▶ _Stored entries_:
● ● ● ● ● ● ●

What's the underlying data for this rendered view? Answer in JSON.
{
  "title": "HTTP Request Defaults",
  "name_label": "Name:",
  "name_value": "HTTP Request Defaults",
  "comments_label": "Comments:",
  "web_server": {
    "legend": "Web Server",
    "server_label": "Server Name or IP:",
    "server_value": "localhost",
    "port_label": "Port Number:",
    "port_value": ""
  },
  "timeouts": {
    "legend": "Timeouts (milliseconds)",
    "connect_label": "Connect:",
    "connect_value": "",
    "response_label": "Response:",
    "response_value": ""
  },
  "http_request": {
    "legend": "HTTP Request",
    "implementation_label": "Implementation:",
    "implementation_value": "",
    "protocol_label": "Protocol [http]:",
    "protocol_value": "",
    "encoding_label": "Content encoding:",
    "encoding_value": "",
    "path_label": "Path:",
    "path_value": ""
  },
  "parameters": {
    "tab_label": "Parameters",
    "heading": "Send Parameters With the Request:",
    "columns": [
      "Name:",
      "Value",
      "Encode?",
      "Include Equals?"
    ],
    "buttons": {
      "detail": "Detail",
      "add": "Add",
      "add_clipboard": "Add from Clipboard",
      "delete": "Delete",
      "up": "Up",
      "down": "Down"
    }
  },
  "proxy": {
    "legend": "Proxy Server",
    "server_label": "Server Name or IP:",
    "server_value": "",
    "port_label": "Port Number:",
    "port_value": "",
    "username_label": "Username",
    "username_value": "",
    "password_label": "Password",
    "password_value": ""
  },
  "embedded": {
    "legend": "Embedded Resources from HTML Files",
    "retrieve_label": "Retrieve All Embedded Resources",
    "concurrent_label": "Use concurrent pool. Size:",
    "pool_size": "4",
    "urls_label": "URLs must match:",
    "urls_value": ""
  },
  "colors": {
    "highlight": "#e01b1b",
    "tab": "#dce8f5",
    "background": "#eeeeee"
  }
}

● ● ● ● ● ● ●

▶ _EXERCISE DESCRIPTION_:
Could you reproduce every record above exactly as it appears?

▶ _WRITTEN RESPONSE_:
What's the underlying data for this rendered view? Answer in JSON.
{
  "title": "HTTP Request Defaults",
  "name_label": "Name:",
  "name_value": "HTTP Request Defaults",
  "comments_label": "Comments:",
  "web_server": {
    "legend": "Web Server",
    "server_label": "Server Name or IP:",
    "server_value": "localhost",
    "port_label": "Port Number:",
    "port_value": ""
  },
  "timeouts": {
    "legend": "Timeouts (milliseconds)",
    "connect_label": "Connect:",
    "connect_value": "",
    "response_label": "Response:",
    "response_value": ""
  },
  "http_request": {
    "legend": "HTTP Request",
    "implementation_label": "Implementation:",
    "implementation_value": "",
    "protocol_label": "Protocol [http]:",
    "protocol_value": "",
    "encoding_label": "Content encoding:",
    "encoding_value": "",
    "path_label": "Path:",
    "path_value": ""
  },
  "parameters": {
    "tab_label": "Parameters",
    "heading": "Send Parameters With the Request:",
    "columns": [
      "Name:",
      "Value",
      "Encode?",
      "Include Equals?"
    ],
    "buttons": {
      "detail": "Detail",
      "add": "Add",
      "add_clipboard": "Add from Clipboard",
      "delete": "Delete",
      "up": "Up",
      "down": "Down"
    }
  },
  "proxy": {
    "legend": "Proxy Server",
    "server_label": "Server Name or IP:",
    "server_value": "",
    "port_label": "Port Number:",
    "port_value": "",
    "username_label": "Username",
    "username_value": "",
    "password_label": "Password",
    "password_value": ""
  },
  "embedded": {
    "legend": "Embedded Resources from HTML Files",
    "retrieve_label": "Retrieve All Embedded Resources",
    "concurrent_label": "Use concurrent pool. Size:",
    "pool_size": "4",
    "urls_label": "URLs must match:",
    "urls_value": ""
  },
  "colors": {
    "highlight": "#e01b1b",
    "tab": "#dce8f5",
    "background": "#eeeeee"
  }
}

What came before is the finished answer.